WORK TO COMPLETE » Identify the lines that contain the word "drapé" and copy each one.

════════════════

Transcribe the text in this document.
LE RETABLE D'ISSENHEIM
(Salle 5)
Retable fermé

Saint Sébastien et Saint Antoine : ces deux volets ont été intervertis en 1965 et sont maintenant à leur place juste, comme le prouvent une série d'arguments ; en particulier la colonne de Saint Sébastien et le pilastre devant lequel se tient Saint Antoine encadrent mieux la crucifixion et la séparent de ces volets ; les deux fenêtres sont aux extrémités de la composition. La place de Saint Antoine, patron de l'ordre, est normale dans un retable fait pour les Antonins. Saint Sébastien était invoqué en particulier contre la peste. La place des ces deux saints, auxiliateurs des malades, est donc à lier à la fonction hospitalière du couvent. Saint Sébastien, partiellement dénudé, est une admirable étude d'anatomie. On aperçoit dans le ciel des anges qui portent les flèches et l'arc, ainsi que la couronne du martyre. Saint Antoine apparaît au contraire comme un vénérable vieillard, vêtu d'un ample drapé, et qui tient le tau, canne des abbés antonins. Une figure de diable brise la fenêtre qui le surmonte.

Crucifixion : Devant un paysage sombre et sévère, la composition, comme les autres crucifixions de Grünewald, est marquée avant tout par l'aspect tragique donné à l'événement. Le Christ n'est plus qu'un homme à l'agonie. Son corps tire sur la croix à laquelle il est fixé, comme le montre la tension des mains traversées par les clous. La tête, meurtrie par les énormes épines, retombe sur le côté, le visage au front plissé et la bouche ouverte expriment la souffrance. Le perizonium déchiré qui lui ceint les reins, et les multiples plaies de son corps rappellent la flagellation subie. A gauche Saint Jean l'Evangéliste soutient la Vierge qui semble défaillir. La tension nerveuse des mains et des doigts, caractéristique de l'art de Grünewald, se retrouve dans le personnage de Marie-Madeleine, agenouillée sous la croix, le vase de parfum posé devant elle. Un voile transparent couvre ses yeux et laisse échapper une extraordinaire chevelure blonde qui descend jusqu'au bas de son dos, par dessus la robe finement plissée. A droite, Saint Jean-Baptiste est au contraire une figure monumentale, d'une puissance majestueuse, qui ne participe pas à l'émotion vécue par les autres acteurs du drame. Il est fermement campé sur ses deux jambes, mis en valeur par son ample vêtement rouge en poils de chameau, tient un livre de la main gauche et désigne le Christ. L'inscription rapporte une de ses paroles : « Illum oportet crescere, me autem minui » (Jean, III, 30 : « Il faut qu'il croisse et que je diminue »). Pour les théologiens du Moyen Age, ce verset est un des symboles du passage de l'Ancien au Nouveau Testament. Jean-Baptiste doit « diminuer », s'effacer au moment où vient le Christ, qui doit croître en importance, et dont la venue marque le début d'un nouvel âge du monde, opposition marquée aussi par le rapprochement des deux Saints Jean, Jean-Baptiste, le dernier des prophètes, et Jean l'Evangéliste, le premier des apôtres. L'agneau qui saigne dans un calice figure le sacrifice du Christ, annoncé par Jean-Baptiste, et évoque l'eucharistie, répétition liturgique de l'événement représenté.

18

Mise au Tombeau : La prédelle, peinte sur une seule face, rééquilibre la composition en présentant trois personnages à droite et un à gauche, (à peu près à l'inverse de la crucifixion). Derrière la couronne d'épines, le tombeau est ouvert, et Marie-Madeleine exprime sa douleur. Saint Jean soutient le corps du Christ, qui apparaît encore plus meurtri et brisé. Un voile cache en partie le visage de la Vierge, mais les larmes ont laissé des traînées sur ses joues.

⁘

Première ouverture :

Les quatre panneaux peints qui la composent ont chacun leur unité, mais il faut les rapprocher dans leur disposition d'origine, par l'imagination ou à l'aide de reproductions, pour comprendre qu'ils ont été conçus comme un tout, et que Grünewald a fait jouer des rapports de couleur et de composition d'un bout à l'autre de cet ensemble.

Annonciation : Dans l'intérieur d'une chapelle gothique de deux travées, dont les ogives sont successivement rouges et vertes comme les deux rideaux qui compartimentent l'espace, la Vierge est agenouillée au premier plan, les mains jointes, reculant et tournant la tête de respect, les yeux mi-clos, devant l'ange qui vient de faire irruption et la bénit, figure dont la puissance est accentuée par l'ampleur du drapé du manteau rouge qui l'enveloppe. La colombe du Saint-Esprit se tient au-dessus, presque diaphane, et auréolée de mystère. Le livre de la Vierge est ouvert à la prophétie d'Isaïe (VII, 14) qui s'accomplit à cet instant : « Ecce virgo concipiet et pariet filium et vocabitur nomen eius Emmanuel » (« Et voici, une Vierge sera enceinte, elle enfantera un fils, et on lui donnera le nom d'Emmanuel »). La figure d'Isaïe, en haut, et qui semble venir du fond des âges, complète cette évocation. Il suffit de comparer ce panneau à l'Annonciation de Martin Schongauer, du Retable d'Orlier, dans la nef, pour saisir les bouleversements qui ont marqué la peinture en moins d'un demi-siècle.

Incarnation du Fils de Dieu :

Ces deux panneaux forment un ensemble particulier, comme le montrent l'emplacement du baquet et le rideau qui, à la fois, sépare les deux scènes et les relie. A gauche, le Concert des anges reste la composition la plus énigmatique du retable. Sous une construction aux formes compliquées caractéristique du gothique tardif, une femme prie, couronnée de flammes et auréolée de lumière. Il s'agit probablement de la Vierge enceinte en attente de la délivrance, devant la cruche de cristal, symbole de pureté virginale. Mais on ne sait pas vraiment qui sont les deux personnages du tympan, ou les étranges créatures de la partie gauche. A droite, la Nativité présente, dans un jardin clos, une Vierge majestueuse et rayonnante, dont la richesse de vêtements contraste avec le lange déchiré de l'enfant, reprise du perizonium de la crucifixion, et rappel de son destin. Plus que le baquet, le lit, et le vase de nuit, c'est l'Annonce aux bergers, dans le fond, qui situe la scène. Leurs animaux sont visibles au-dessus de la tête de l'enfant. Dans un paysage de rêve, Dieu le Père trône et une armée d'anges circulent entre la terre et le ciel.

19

════════════════

FINISHED EXERCISE »
Saint Sébastien et Saint Antoine : ces deux volets ont été intervertis en 1965 et sont maintenant à leur place juste, comme le prouvent une série d'arguments ; en particulier la colonne de Saint Sébastien et le pilastre devant lequel se tient Saint Antoine encadrent mieux la crucifixion et la séparent de ces volets ; les deux fenêtres sont aux extrémités de la composition. La place de Saint Antoine, patron de l'ordre, est normale dans un retable fait pour les Antonins. Saint Sébastien était invoqué en particulier contre la peste. La place des ces deux saints, auxiliateurs des malades, est donc à lier à la fonction hospitalière du couvent. Saint Sébastien, partiellement dénudé, est une admirable étude d'anatomie. On aperçoit dans le ciel des anges qui portent les flèches et l'arc, ainsi que la couronne du martyre. Saint Antoine apparaît au contraire comme un vénérable vieillard, vêtu d'un ample drapé, et qui tient le tau, canne des abbés antonins. Une figure de diable brise la fenêtre qui le surmonte.
Annonciation : Dans l'intérieur d'une chapelle gothique de deux travées, dont les ogives sont successivement rouges et vertes comme les deux rideaux qui compartimentent l'espace, la Vierge est agenouillée au premier plan, les mains jointes, reculant et tournant la tête de respect, les yeux mi-clos, devant l'ange qui vient de faire irruption et la bénit, figure dont la puissance est accentuée par l'ampleur du drapé du manteau rouge qui l'enveloppe. La colombe du Saint-Esprit se tient au-dessus, presque diaphane, et auréolée de mystère. Le livre de la Vierge est ouvert à la prophétie d'Isaïe (VII, 14) qui s'accomplit à cet instant : « Ecce virgo concipiet et pariet filium et vocabitur nomen eius Emmanuel » (« Et voici, une Vierge sera enceinte, elle enfantera un fils, et on lui donnera le nom d'Emmanuel »). La figure d'Isaïe, en haut, et qui semble venir du fond des âges, complète cette évocation. Il suffit de comparer ce panneau à l'Annonciation de Martin Schongauer, du Retable d'Orlier, dans la nef, pour saisir les bouleversements qui ont marqué la peinture en moins d'un demi-siècle.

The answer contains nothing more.